begin
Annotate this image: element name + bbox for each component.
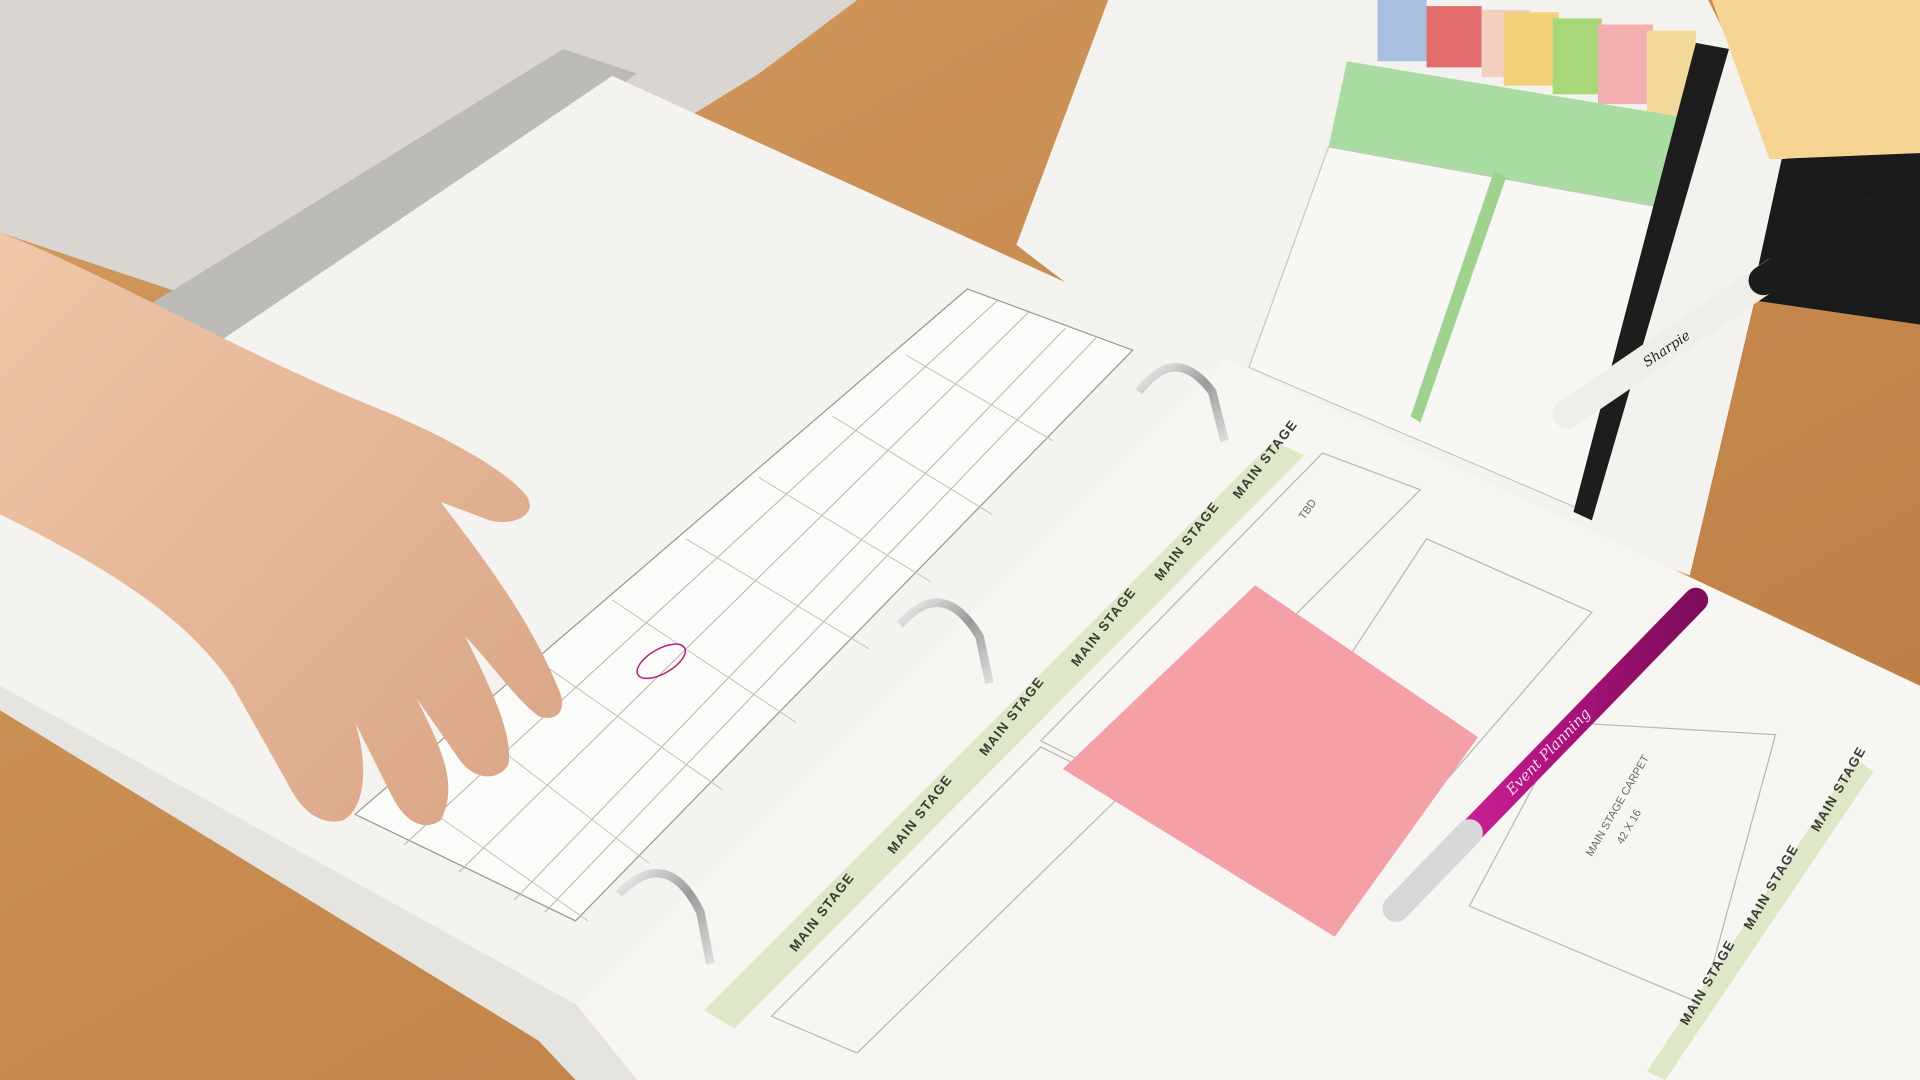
schedule-green-line <box>1410 171 1507 423</box>
binder-ring <box>1135 363 1229 442</box>
label-band <box>704 440 1305 1029</box>
schedule-black-strip <box>1573 42 1729 521</box>
schedule-green-band <box>1328 61 1678 209</box>
yellow-sticky-notes <box>1711 0 1920 160</box>
spreadsheet-table <box>353 288 1134 922</box>
schedule-color-header <box>1377 0 1696 117</box>
binder-cover-back <box>146 48 637 368</box>
binder-ring <box>896 598 994 685</box>
pink-sticky-note <box>1062 585 1478 937</box>
right-label-band <box>1646 759 1874 1080</box>
circled-entry <box>636 643 687 680</box>
binder-rings <box>615 363 1229 965</box>
binder-ring <box>615 869 715 965</box>
hand <box>0 232 563 826</box>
end
#### STATED EXERCISE:
Copy out all of the material above line for line with no changes, but leave out the picture.

#### FINAL ANSWER:
Annotate this image: element name + bbox for each component.
schedule-green-line <box>1410 171 1507 423</box>
binder-ring <box>1135 363 1229 442</box>
label-band <box>704 440 1305 1029</box>
schedule-black-strip <box>1573 42 1729 521</box>
schedule-green-band <box>1328 61 1678 209</box>
yellow-sticky-notes <box>1711 0 1920 160</box>
spreadsheet-table <box>353 288 1134 922</box>
schedule-color-header <box>1377 0 1696 117</box>
binder-cover-back <box>146 48 637 368</box>
binder-ring <box>896 598 994 685</box>
pink-sticky-note <box>1062 585 1478 937</box>
right-label-band <box>1646 759 1874 1080</box>
circled-entry <box>636 643 687 680</box>
binder-rings <box>615 363 1229 965</box>
binder-ring <box>615 869 715 965</box>
hand <box>0 232 563 826</box>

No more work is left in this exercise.